Below is a block of records; return all of them exactly, but without the images.

Items from a figure collection:
--*--

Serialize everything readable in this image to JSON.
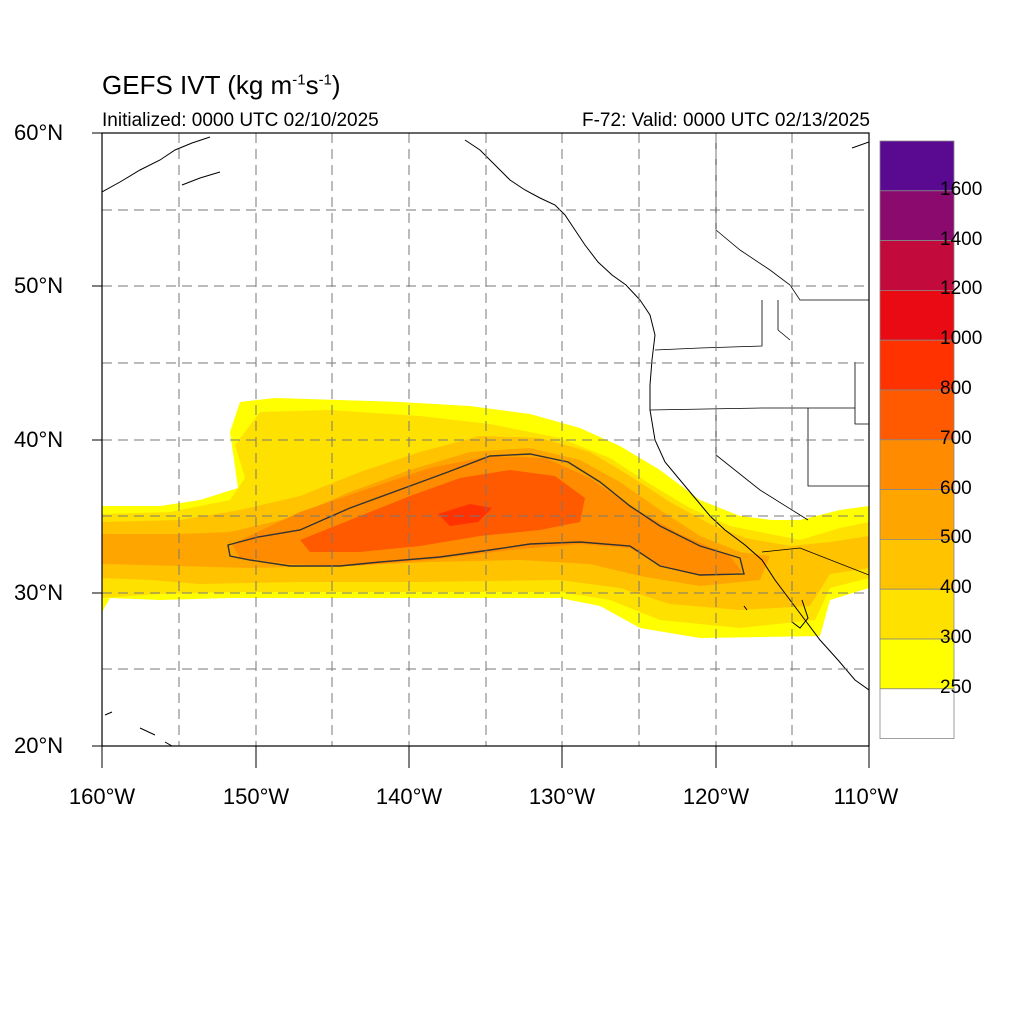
{
  "title": {
    "main": "GEFS IVT (kg m",
    "sup1": "-1",
    "mid": "s",
    "sup2": "-1",
    "end": ")"
  },
  "initialized": "Initialized: 0000 UTC 02/10/2025",
  "valid": "F-72: Valid: 0000 UTC 02/13/2025",
  "lat_labels": [
    "60°N",
    "50°N",
    "40°N",
    "30°N",
    "20°N"
  ],
  "lon_labels": [
    "160°W",
    "150°W",
    "140°W",
    "130°W",
    "120°W",
    "110°W"
  ],
  "colorbar": {
    "labels": [
      "1600",
      "1400",
      "1200",
      "1000",
      "800",
      "700",
      "600",
      "500",
      "400",
      "300",
      "250"
    ],
    "colors": [
      "#5a0a91",
      "#8b0a6e",
      "#c20a3c",
      "#ea0a14",
      "#ff3200",
      "#ff5a00",
      "#ff8c00",
      "#ffa500",
      "#ffc300",
      "#ffe100",
      "#ffff00",
      "#ffffff"
    ]
  },
  "map": {
    "lon_range": [
      -160,
      -110
    ],
    "lat_range": [
      20,
      60
    ],
    "grid_dashed": true
  }
}
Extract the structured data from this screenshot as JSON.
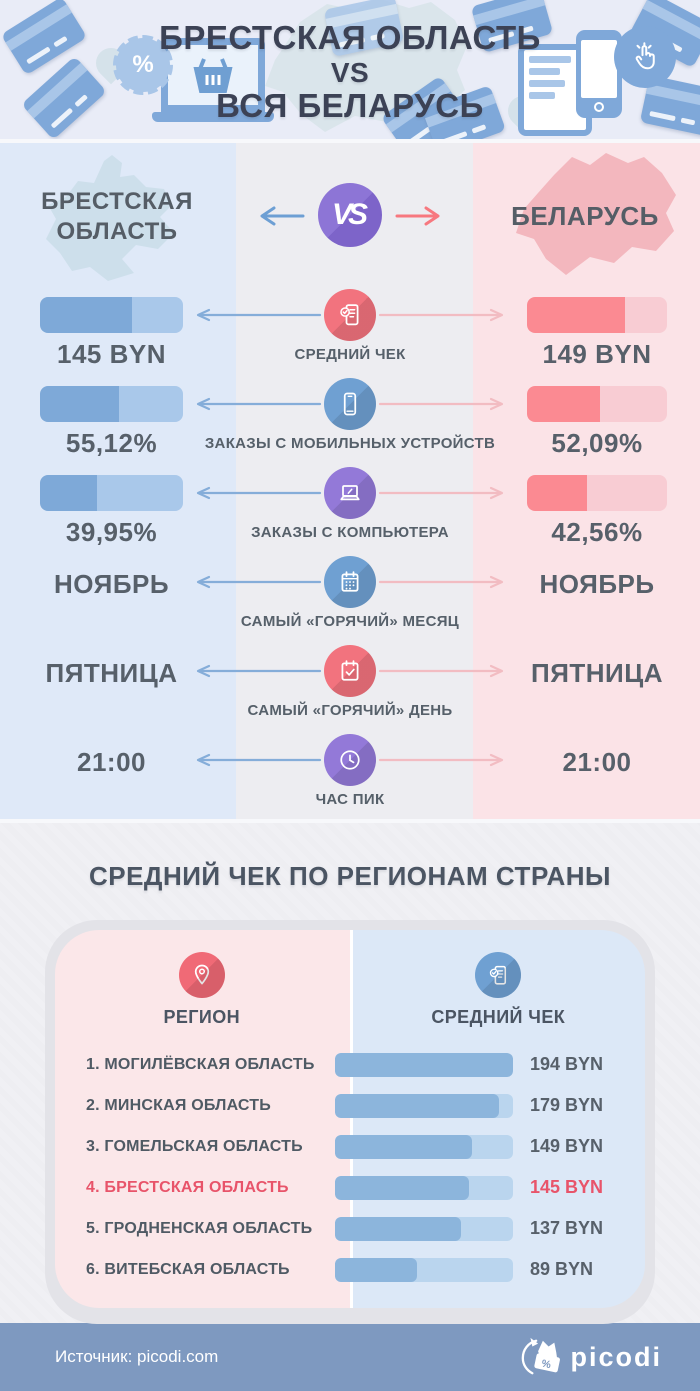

--*--

_EXERCISE ANSWER_:
Serialize everything readable in this image to JSON.
{
  "title": {
    "main": "GEFS IVT (kg m",
    "sup1": "-1",
    "mid": "s",
    "sup2": "-1",
    "end": ")"
  },
  "initialized": "Initialized: 0000 UTC 02/10/2025",
  "valid": "F-72: Valid: 0000 UTC 02/13/2025",
  "lat_labels": [
    "60°N",
    "50°N",
    "40°N",
    "30°N",
    "20°N"
  ],
  "lon_labels": [
    "160°W",
    "150°W",
    "140°W",
    "130°W",
    "120°W",
    "110°W"
  ],
  "colorbar": {
    "labels": [
      "1600",
      "1400",
      "1200",
      "1000",
      "800",
      "700",
      "600",
      "500",
      "400",
      "300",
      "250"
    ],
    "colors": [
      "#5a0a91",
      "#8b0a6e",
      "#c20a3c",
      "#ea0a14",
      "#ff3200",
      "#ff5a00",
      "#ff8c00",
      "#ffa500",
      "#ffc300",
      "#ffe100",
      "#ffff00",
      "#ffffff"
    ]
  },
  "map": {
    "lon_range": [
      -160,
      -110
    ],
    "lat_range": [
      20,
      60
    ],
    "grid_dashed": true
  }
}
Extract the structured data from this screenshot as JSON.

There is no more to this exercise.